-------- LISTED RECORDS

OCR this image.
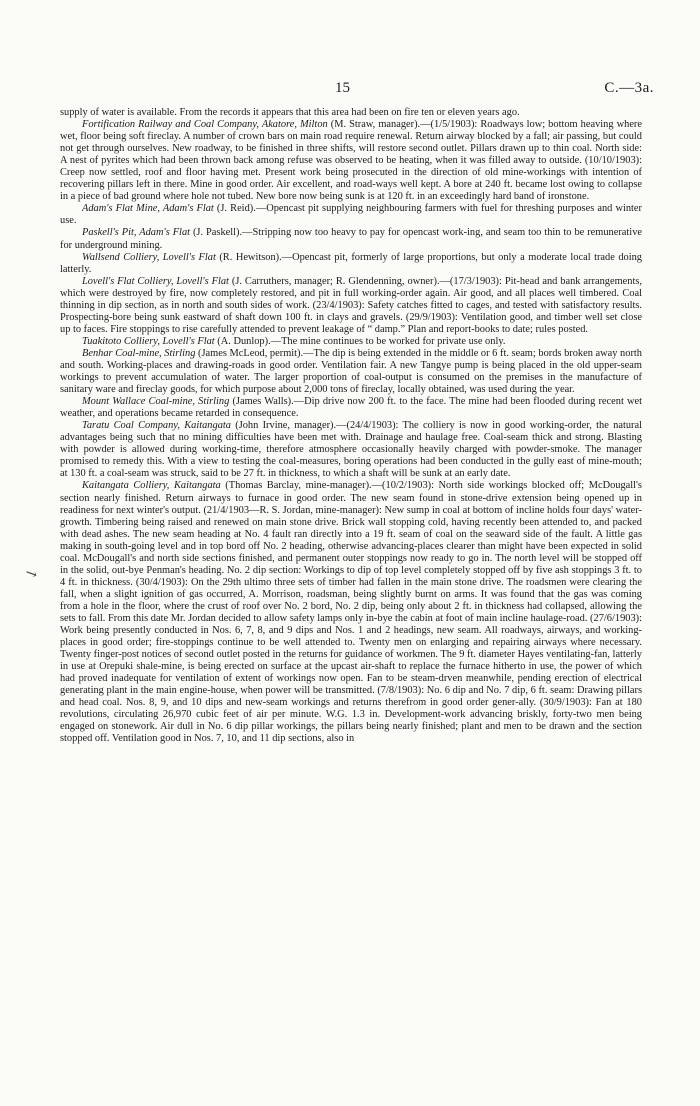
15	C.—3a.
↘

supply of water is available. From the records it appears that this area had been on fire ten or eleven years ago.

Fortification Railway and Coal Company, Akatore, Milton (M. Straw, manager).—(1/5/1903): Roadways low; bottom heaving where wet, floor being soft fireclay. A number of crown bars on main road require renewal. Return airway blocked by a fall; air passing, but could not get through ourselves. New roadway, to be finished in three shifts, will restore second outlet. Pillars drawn up to thin coal. North side: A nest of pyrites which had been thrown back among refuse was observed to be heating, when it was filled away to outside. (10/10/1903): Creep now settled, roof and floor having met. Present work being prosecuted in the direction of old mine-workings with intention of recovering pillars left in there. Mine in good order. Air excellent, and road-ways well kept. A bore at 240 ft. became lost owing to collapse in a piece of bad ground where hole not tubed. New bore now being sunk is at 120 ft. in an exceedingly hard band of ironstone.

Adam's Flat Mine, Adam's Flat (J. Reid).—Opencast pit supplying neighbouring farmers with fuel for threshing purposes and winter use.

Paskell's Pit, Adam's Flat (J. Paskell).—Stripping now too heavy to pay for opencast work-ing, and seam too thin to be remunerative for underground mining.

Wallsend Colliery, Lovell's Flat (R. Hewitson).—Opencast pit, formerly of large proportions, but only a moderate local trade doing latterly.

Lovell's Flat Colliery, Lovell's Flat (J. Carruthers, manager; R. Glendenning, owner).—(17/3/1903): Pit-head and bank arrangements, which were destroyed by fire, now completely restored, and pit in full working-order again. Air good, and all places well timbered. Coal thinning in dip section, as in north and south sides of work. (23/4/1903): Safety catches fitted to cages, and tested with satisfactory results. Prospecting-bore being sunk eastward of shaft down 100 ft. in clays and gravels. (29/9/1903): Ventilation good, and timber well set close up to faces. Fire stoppings to rise carefully attended to prevent leakage of “ damp.” Plan and report-books to date; rules posted.

Tuakitoto Colliery, Lovell's Flat (A. Dunlop).—The mine continues to be worked for private use only.

Benhar Coal-mine, Stirling (James McLeod, permit).—The dip is being extended in the middle or 6 ft. seam; bords broken away north and south. Working-places and drawing-roads in good order. Ventilation fair. A new Tangye pump is being placed in the old upper-seam workings to prevent accumulation of water. The larger proportion of coal-output is consumed on the premises in the manufacture of sanitary ware and fireclay goods, for which purpose about 2,000 tons of fireclay, locally obtained, was used during the year.

Mount Wallace Coal-mine, Stirling (James Walls).—Dip drive now 200 ft. to the face. The mine had been flooded during recent wet weather, and operations became retarded in consequence.

Taratu Coal Company, Kaitangata (John Irvine, manager).—(24/4/1903): The colliery is now in good working-order, the natural advantages being such that no mining difficulties have been met with. Drainage and haulage free. Coal-seam thick and strong. Blasting with powder is allowed during working-time, therefore atmosphere occasionally heavily charged with powder-smoke. The manager promised to remedy this. With a view to testing the coal-measures, boring operations had been conducted in the gully east of mine-mouth; at 130 ft. a coal-seam was struck, said to be 27 ft. in thickness, to which a shaft will be sunk at an early date.

Kaitangata Colliery, Kaitangata (Thomas Barclay, mine-manager).—(10/2/1903): North side workings blocked off; McDougall's section nearly finished. Return airways to furnace in good order. The new seam found in stone-drive extension being opened up in readiness for next winter's output. (21/4/1903—R. S. Jordan, mine-manager): New sump in coal at bottom of incline holds four days' water-growth. Timbering being raised and renewed on main stone drive. Brick wall stopping cold, having recently been attended to, and packed with dead ashes. The new seam heading at No. 4 fault ran directly into a 19 ft. seam of coal on the seaward side of the fault. A little gas making in south-going level and in top bord off No. 2 heading, otherwise advancing-places clearer than might have been expected in solid coal. McDougall's and north side sections finished, and permanent outer stoppings now ready to go in. The north level will be stopped off in the solid, out-bye Penman's heading. No. 2 dip section: Workings to dip of top level completely stopped off by five ash stoppings 3 ft. to 4 ft. in thickness. (30/4/1903): On the 29th ultimo three sets of timber had fallen in the main stone drive. The roadsmen were clearing the fall, when a slight ignition of gas occurred, A. Morrison, roadsman, being slightly burnt on arms. It was found that the gas was coming from a hole in the floor, where the crust of roof over No. 2 bord, No. 2 dip, being only about 2 ft. in thickness had collapsed, allowing the sets to fall. From this date Mr. Jordan decided to allow safety lamps only in-bye the cabin at foot of main incline haulage-road. (27/6/1903): Work being presently conducted in Nos. 6, 7, 8, and 9 dips and Nos. 1 and 2 headings, new seam. All roadways, airways, and working-places in good order; fire-stoppings continue to be well attended to. Twenty men on enlarging and repairing airways where necessary. Twenty finger-post notices of second outlet posted in the returns for guidance of workmen. The 9 ft. diameter Hayes ventilating-fan, latterly in use at Orepuki shale-mine, is being erected on surface at the upcast air-shaft to replace the furnace hitherto in use, the power of which had proved inadequate for ventilation of extent of workings now open. Fan to be steam-drven meanwhile, pending erection of electrical generating plant in the main engine-house, when power will be transmitted. (7/8/1903): No. 6 dip and No. 7 dip, 6 ft. seam: Drawing pillars and head coal. Nos. 8, 9, and 10 dips and new-seam workings and returns therefrom in good order gener-ally. (30/9/1903): Fan at 180 revolutions, circulating 26,970 cubic feet of air per minute. W.G. 1.3 in. Development-work advancing briskly, forty-two men being engaged on stonework. Air dull in No. 6 dip pillar workings, the pillars being nearly finished; plant and men to be drawn and the section stopped off. Ventilation good in Nos. 7, 10, and 11 dip sections, also in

----------------

• **TASK**:
Leave out the pictures and return every record word for word.

• **WRITTEN RESPONSE**:
OCR this image.
15	C.—3a.
↘

supply of water is available. From the records it appears that this area had been on fire ten or eleven years ago.

Fortification Railway and Coal Company, Akatore, Milton (M. Straw, manager).—(1/5/1903): Roadways low; bottom heaving where wet, floor being soft fireclay. A number of crown bars on main road require renewal. Return airway blocked by a fall; air passing, but could not get through ourselves. New roadway, to be finished in three shifts, will restore second outlet. Pillars drawn up to thin coal. North side: A nest of pyrites which had been thrown back among refuse was observed to be heating, when it was filled away to outside. (10/10/1903): Creep now settled, roof and floor having met. Present work being prosecuted in the direction of old mine-workings with intention of recovering pillars left in there. Mine in good order. Air excellent, and road-ways well kept. A bore at 240 ft. became lost owing to collapse in a piece of bad ground where hole not tubed. New bore now being sunk is at 120 ft. in an exceedingly hard band of ironstone.

Adam's Flat Mine, Adam's Flat (J. Reid).—Opencast pit supplying neighbouring farmers with fuel for threshing purposes and winter use.

Paskell's Pit, Adam's Flat (J. Paskell).—Stripping now too heavy to pay for opencast work-ing, and seam too thin to be remunerative for underground mining.

Wallsend Colliery, Lovell's Flat (R. Hewitson).—Opencast pit, formerly of large proportions, but only a moderate local trade doing latterly.

Lovell's Flat Colliery, Lovell's Flat (J. Carruthers, manager; R. Glendenning, owner).—(17/3/1903): Pit-head and bank arrangements, which were destroyed by fire, now completely restored, and pit in full working-order again. Air good, and all places well timbered. Coal thinning in dip section, as in north and south sides of work. (23/4/1903): Safety catches fitted to cages, and tested with satisfactory results. Prospecting-bore being sunk eastward of shaft down 100 ft. in clays and gravels. (29/9/1903): Ventilation good, and timber well set close up to faces. Fire stoppings to rise carefully attended to prevent leakage of “ damp.” Plan and report-books to date; rules posted.

Tuakitoto Colliery, Lovell's Flat (A. Dunlop).—The mine continues to be worked for private use only.

Benhar Coal-mine, Stirling (James McLeod, permit).—The dip is being extended in the middle or 6 ft. seam; bords broken away north and south. Working-places and drawing-roads in good order. Ventilation fair. A new Tangye pump is being placed in the old upper-seam workings to prevent accumulation of water. The larger proportion of coal-output is consumed on the premises in the manufacture of sanitary ware and fireclay goods, for which purpose about 2,000 tons of fireclay, locally obtained, was used during the year.

Mount Wallace Coal-mine, Stirling (James Walls).—Dip drive now 200 ft. to the face. The mine had been flooded during recent wet weather, and operations became retarded in consequence.

Taratu Coal Company, Kaitangata (John Irvine, manager).—(24/4/1903): The colliery is now in good working-order, the natural advantages being such that no mining difficulties have been met with. Drainage and haulage free. Coal-seam thick and strong. Blasting with powder is allowed during working-time, therefore atmosphere occasionally heavily charged with powder-smoke. The manager promised to remedy this. With a view to testing the coal-measures, boring operations had been conducted in the gully east of mine-mouth; at 130 ft. a coal-seam was struck, said to be 27 ft. in thickness, to which a shaft will be sunk at an early date.

Kaitangata Colliery, Kaitangata (Thomas Barclay, mine-manager).—(10/2/1903): North side workings blocked off; McDougall's section nearly finished. Return airways to furnace in good order. The new seam found in stone-drive extension being opened up in readiness for next winter's output. (21/4/1903—R. S. Jordan, mine-manager): New sump in coal at bottom of incline holds four days' water-growth. Timbering being raised and renewed on main stone drive. Brick wall stopping cold, having recently been attended to, and packed with dead ashes. The new seam heading at No. 4 fault ran directly into a 19 ft. seam of coal on the seaward side of the fault. A little gas making in south-going level and in top bord off No. 2 heading, otherwise advancing-places clearer than might have been expected in solid coal. McDougall's and north side sections finished, and permanent outer stoppings now ready to go in. The north level will be stopped off in the solid, out-bye Penman's heading. No. 2 dip section: Workings to dip of top level completely stopped off by five ash stoppings 3 ft. to 4 ft. in thickness. (30/4/1903): On the 29th ultimo three sets of timber had fallen in the main stone drive. The roadsmen were clearing the fall, when a slight ignition of gas occurred, A. Morrison, roadsman, being slightly burnt on arms. It was found that the gas was coming from a hole in the floor, where the crust of roof over No. 2 bord, No. 2 dip, being only about 2 ft. in thickness had collapsed, allowing the sets to fall. From this date Mr. Jordan decided to allow safety lamps only in-bye the cabin at foot of main incline haulage-road. (27/6/1903): Work being presently conducted in Nos. 6, 7, 8, and 9 dips and Nos. 1 and 2 headings, new seam. All roadways, airways, and working-places in good order; fire-stoppings continue to be well attended to. Twenty men on enlarging and repairing airways where necessary. Twenty finger-post notices of second outlet posted in the returns for guidance of workmen. The 9 ft. diameter Hayes ventilating-fan, latterly in use at Orepuki shale-mine, is being erected on surface at the upcast air-shaft to replace the furnace hitherto in use, the power of which had proved inadequate for ventilation of extent of workings now open. Fan to be steam-drven meanwhile, pending erection of electrical generating plant in the main engine-house, when power will be transmitted. (7/8/1903): No. 6 dip and No. 7 dip, 6 ft. seam: Drawing pillars and head coal. Nos. 8, 9, and 10 dips and new-seam workings and returns therefrom in good order gener-ally. (30/9/1903): Fan at 180 revolutions, circulating 26,970 cubic feet of air per minute. W.G. 1.3 in. Development-work advancing briskly, forty-two men being engaged on stonework. Air dull in No. 6 dip pillar workings, the pillars being nearly finished; plant and men to be drawn and the section stopped off. Ventilation good in Nos. 7, 10, and 11 dip sections, also in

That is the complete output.